» Stated task:
In the material below, list every line carrying the string "name".

[Extracted data entries]

start

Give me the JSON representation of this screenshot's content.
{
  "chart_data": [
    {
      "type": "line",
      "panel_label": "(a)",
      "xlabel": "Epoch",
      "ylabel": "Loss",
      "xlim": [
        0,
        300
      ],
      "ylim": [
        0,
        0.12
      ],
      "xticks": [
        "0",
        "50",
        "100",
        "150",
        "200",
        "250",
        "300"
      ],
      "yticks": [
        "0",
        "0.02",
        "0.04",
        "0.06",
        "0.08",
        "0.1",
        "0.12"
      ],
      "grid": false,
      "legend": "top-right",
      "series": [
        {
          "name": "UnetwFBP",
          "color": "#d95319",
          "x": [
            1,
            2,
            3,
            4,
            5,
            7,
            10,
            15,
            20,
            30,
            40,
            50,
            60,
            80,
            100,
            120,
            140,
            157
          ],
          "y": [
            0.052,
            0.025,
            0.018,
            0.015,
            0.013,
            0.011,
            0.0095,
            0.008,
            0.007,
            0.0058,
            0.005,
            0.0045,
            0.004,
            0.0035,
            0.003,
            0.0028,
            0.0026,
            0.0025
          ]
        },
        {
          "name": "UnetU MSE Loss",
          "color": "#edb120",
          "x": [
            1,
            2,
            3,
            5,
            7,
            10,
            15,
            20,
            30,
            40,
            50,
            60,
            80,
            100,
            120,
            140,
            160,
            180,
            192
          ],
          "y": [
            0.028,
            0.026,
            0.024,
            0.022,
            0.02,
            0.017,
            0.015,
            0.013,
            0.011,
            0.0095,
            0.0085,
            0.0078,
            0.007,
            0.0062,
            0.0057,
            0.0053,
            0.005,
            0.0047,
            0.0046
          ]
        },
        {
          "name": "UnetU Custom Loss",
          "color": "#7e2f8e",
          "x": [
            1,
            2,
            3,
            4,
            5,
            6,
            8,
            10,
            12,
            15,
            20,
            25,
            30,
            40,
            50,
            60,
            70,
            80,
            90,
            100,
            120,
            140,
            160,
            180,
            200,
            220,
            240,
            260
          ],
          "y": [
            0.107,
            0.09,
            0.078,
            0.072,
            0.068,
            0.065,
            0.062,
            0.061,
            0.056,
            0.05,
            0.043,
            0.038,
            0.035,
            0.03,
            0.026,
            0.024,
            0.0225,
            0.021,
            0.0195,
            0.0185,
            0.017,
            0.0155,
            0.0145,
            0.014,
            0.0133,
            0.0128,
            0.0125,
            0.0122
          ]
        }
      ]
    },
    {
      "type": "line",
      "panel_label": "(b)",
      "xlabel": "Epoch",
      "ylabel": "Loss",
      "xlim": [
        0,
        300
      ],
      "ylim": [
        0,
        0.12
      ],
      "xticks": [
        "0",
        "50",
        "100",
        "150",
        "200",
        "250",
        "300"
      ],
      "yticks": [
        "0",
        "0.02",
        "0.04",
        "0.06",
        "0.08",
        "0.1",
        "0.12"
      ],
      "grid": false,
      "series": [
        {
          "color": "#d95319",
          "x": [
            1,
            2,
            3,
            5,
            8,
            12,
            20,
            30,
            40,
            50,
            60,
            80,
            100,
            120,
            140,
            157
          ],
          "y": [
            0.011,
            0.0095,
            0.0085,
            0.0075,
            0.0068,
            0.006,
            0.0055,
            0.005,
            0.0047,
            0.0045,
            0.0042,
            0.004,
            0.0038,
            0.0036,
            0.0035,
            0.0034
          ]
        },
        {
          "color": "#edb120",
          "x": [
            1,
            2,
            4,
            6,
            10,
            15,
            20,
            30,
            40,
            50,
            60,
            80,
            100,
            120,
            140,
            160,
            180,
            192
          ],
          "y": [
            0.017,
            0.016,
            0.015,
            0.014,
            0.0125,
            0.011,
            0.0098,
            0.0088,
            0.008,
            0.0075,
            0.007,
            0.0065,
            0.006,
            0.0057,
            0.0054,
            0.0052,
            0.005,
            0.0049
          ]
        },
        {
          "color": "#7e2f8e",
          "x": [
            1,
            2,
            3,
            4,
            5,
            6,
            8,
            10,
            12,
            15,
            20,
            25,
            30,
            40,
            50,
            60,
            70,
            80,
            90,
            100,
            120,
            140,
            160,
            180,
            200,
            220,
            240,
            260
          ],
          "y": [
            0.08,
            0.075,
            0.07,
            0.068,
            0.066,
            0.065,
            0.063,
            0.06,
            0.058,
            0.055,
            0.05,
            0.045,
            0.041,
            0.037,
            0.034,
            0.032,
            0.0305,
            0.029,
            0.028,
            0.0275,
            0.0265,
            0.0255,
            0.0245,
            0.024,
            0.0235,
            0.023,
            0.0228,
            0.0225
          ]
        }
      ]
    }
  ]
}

end

» Answer to this problem:
          "name": "UnetwFBP",
          "name": "UnetU MSE Loss",
          "name": "UnetU Custom Loss",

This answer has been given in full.